- [Stated task]
Go through the records underneath and write each one out again exactly.

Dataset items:
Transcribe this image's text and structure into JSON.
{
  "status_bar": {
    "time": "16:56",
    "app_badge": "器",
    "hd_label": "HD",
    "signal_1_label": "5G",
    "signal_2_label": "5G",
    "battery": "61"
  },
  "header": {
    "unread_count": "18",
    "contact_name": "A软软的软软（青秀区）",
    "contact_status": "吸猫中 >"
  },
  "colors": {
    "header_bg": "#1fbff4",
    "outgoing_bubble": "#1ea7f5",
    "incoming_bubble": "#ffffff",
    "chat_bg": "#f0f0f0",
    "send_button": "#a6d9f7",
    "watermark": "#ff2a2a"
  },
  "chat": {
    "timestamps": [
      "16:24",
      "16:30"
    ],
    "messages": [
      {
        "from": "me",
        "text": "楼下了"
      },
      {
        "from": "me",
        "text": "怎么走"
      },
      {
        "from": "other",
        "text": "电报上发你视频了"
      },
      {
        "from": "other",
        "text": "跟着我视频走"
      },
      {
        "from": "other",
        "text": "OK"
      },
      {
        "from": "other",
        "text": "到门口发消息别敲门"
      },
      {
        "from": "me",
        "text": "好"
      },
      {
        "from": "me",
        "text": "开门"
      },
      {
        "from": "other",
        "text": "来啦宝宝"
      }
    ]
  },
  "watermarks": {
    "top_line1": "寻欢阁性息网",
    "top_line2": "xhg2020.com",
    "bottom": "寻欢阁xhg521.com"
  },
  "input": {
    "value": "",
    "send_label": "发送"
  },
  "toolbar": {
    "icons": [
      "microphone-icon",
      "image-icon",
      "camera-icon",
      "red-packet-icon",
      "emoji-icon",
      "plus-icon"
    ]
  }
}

- [Answer to the exercise]
Transcribe this image's text and structure into JSON.
{
  "status_bar": {
    "time": "16:56",
    "app_badge": "器",
    "hd_label": "HD",
    "signal_1_label": "5G",
    "signal_2_label": "5G",
    "battery": "61"
  },
  "header": {
    "unread_count": "18",
    "contact_name": "A软软的软软（青秀区）",
    "contact_status": "吸猫中 >"
  },
  "colors": {
    "header_bg": "#1fbff4",
    "outgoing_bubble": "#1ea7f5",
    "incoming_bubble": "#ffffff",
    "chat_bg": "#f0f0f0",
    "send_button": "#a6d9f7",
    "watermark": "#ff2a2a"
  },
  "chat": {
    "timestamps": [
      "16:24",
      "16:30"
    ],
    "messages": [
      {
        "from": "me",
        "text": "楼下了"
      },
      {
        "from": "me",
        "text": "怎么走"
      },
      {
        "from": "other",
        "text": "电报上发你视频了"
      },
      {
        "from": "other",
        "text": "跟着我视频走"
      },
      {
        "from": "other",
        "text": "OK"
      },
      {
        "from": "other",
        "text": "到门口发消息别敲门"
      },
      {
        "from": "me",
        "text": "好"
      },
      {
        "from": "me",
        "text": "开门"
      },
      {
        "from": "other",
        "text": "来啦宝宝"
      }
    ]
  },
  "watermarks": {
    "top_line1": "寻欢阁性息网",
    "top_line2": "xhg2020.com",
    "bottom": "寻欢阁xhg521.com"
  },
  "input": {
    "value": "",
    "send_label": "发送"
  },
  "toolbar": {
    "icons": [
      "microphone-icon",
      "image-icon",
      "camera-icon",
      "red-packet-icon",
      "emoji-icon",
      "plus-icon"
    ]
  }
}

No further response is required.